▶ [WORK REQUIRED] Print the listing that follows, character for character.

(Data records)
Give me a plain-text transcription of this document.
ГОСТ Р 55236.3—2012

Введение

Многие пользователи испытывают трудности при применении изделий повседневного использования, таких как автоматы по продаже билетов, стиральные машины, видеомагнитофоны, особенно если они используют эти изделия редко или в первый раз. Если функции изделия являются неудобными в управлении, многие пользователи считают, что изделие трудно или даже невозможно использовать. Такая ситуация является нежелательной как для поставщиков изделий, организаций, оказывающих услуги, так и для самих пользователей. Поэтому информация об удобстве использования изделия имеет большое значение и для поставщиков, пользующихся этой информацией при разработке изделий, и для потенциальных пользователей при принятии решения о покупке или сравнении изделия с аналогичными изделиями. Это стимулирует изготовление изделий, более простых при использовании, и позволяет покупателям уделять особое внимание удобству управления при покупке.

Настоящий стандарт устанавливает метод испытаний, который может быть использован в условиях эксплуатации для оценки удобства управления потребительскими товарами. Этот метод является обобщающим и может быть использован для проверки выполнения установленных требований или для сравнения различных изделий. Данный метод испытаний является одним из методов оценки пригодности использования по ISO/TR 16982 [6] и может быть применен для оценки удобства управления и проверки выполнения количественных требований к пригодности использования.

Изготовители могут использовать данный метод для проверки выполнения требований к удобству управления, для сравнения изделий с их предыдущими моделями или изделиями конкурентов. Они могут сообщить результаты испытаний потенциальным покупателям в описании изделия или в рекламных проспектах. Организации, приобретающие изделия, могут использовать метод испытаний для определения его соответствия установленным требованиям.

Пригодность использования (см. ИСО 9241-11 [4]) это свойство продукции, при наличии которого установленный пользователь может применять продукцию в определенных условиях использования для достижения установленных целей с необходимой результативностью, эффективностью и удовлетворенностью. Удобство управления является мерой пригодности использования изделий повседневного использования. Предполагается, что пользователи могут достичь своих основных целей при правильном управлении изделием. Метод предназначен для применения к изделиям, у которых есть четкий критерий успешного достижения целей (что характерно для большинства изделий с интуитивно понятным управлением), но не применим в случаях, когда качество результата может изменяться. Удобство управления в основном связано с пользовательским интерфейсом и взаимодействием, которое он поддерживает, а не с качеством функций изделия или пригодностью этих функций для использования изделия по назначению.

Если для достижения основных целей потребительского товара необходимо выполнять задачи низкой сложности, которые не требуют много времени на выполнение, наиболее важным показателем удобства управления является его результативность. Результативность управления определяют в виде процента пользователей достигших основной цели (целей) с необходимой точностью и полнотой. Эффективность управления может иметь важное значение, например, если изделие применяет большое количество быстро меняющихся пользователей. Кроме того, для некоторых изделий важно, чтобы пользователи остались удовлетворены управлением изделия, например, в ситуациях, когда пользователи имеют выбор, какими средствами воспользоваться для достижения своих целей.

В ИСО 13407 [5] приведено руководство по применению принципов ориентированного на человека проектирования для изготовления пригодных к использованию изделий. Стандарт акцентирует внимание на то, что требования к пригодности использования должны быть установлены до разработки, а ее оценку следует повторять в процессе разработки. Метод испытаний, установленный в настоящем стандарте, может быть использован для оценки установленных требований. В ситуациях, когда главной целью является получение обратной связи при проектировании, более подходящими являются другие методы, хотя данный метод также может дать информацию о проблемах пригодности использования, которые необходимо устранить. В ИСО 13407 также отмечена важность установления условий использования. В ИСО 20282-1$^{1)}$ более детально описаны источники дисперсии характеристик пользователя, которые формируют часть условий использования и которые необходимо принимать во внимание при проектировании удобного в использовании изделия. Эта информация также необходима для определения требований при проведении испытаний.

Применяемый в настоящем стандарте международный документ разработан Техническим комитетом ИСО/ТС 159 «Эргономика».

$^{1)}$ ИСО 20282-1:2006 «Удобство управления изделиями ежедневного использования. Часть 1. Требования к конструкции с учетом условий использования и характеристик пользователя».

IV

▶ [RESPONSE]
Give me a plain-text transcription of this document.
ГОСТ Р 55236.3—2012

Введение

Многие пользователи испытывают трудности при применении изделий повседневного использования, таких как автоматы по продаже билетов, стиральные машины, видеомагнитофоны, особенно если они используют эти изделия редко или в первый раз. Если функции изделия являются неудобными в управлении, многие пользователи считают, что изделие трудно или даже невозможно использовать. Такая ситуация является нежелательной как для поставщиков изделий, организаций, оказывающих услуги, так и для самих пользователей. Поэтому информация об удобстве использования изделия имеет большое значение и для поставщиков, пользующихся этой информацией при разработке изделий, и для потенциальных пользователей при принятии решения о покупке или сравнении изделия с аналогичными изделиями. Это стимулирует изготовление изделий, более простых при использовании, и позволяет покупателям уделять особое внимание удобству управления при покупке.

Настоящий стандарт устанавливает метод испытаний, который может быть использован в условиях эксплуатации для оценки удобства управления потребительскими товарами. Этот метод является обобщающим и может быть использован для проверки выполнения установленных требований или для сравнения различных изделий. Данный метод испытаний является одним из методов оценки пригодности использования по ISO/TR 16982 [6] и может быть применен для оценки удобства управления и проверки выполнения количественных требований к пригодности использования.

Изготовители могут использовать данный метод для проверки выполнения требований к удобству управления, для сравнения изделий с их предыдущими моделями или изделиями конкурентов. Они могут сообщить результаты испытаний потенциальным покупателям в описании изделия или в рекламных проспектах. Организации, приобретающие изделия, могут использовать метод испытаний для определения его соответствия установленным требованиям.

Пригодность использования (см. ИСО 9241-11 [4]) это свойство продукции, при наличии которого установленный пользователь может применять продукцию в определенных условиях использования для достижения установленных целей с необходимой результативностью, эффективностью и удовлетворенностью. Удобство управления является мерой пригодности использования изделий повседневного использования. Предполагается, что пользователи могут достичь своих основных целей при правильном управлении изделием. Метод предназначен для применения к изделиям, у которых есть четкий критерий успешного достижения целей (что характерно для большинства изделий с интуитивно понятным управлением), но не применим в случаях, когда качество результата может изменяться. Удобство управления в основном связано с пользовательским интерфейсом и взаимодействием, которое он поддерживает, а не с качеством функций изделия или пригодностью этих функций для использования изделия по назначению.

Если для достижения основных целей потребительского товара необходимо выполнять задачи низкой сложности, которые не требуют много времени на выполнение, наиболее важным показателем удобства управления является его результативность. Результативность управления определяют в виде процента пользователей достигших основной цели (целей) с необходимой точностью и полнотой. Эффективность управления может иметь важное значение, например, если изделие применяет большое количество быстро меняющихся пользователей. Кроме того, для некоторых изделий важно, чтобы пользователи остались удовлетворены управлением изделия, например, в ситуациях, когда пользователи имеют выбор, какими средствами воспользоваться для достижения своих целей.

В ИСО 13407 [5] приведено руководство по применению принципов ориентированного на человека проектирования для изготовления пригодных к использованию изделий. Стандарт акцентирует внимание на то, что требования к пригодности использования должны быть установлены до разработки, а ее оценку следует повторять в процессе разработки. Метод испытаний, установленный в настоящем стандарте, может быть использован для оценки установленных требований. В ситуациях, когда главной целью является получение обратной связи при проектировании, более подходящими являются другие методы, хотя данный метод также может дать информацию о проблемах пригодности использования, которые необходимо устранить. В ИСО 13407 также отмечена важность установления условий использования. В ИСО 20282-1$^{1)}$ более детально описаны источники дисперсии характеристик пользователя, которые формируют часть условий использования и которые необходимо принимать во внимание при проектировании удобного в использовании изделия. Эта информация также необходима для определения требований при проведении испытаний.

Применяемый в настоящем стандарте международный документ разработан Техническим комитетом ИСО/ТС 159 «Эргономика».

$^{1)}$ ИСО 20282-1:2006 «Удобство управления изделиями ежедневного использования. Часть 1. Требования к конструкции с учетом условий использования и характеристик пользователя».

IV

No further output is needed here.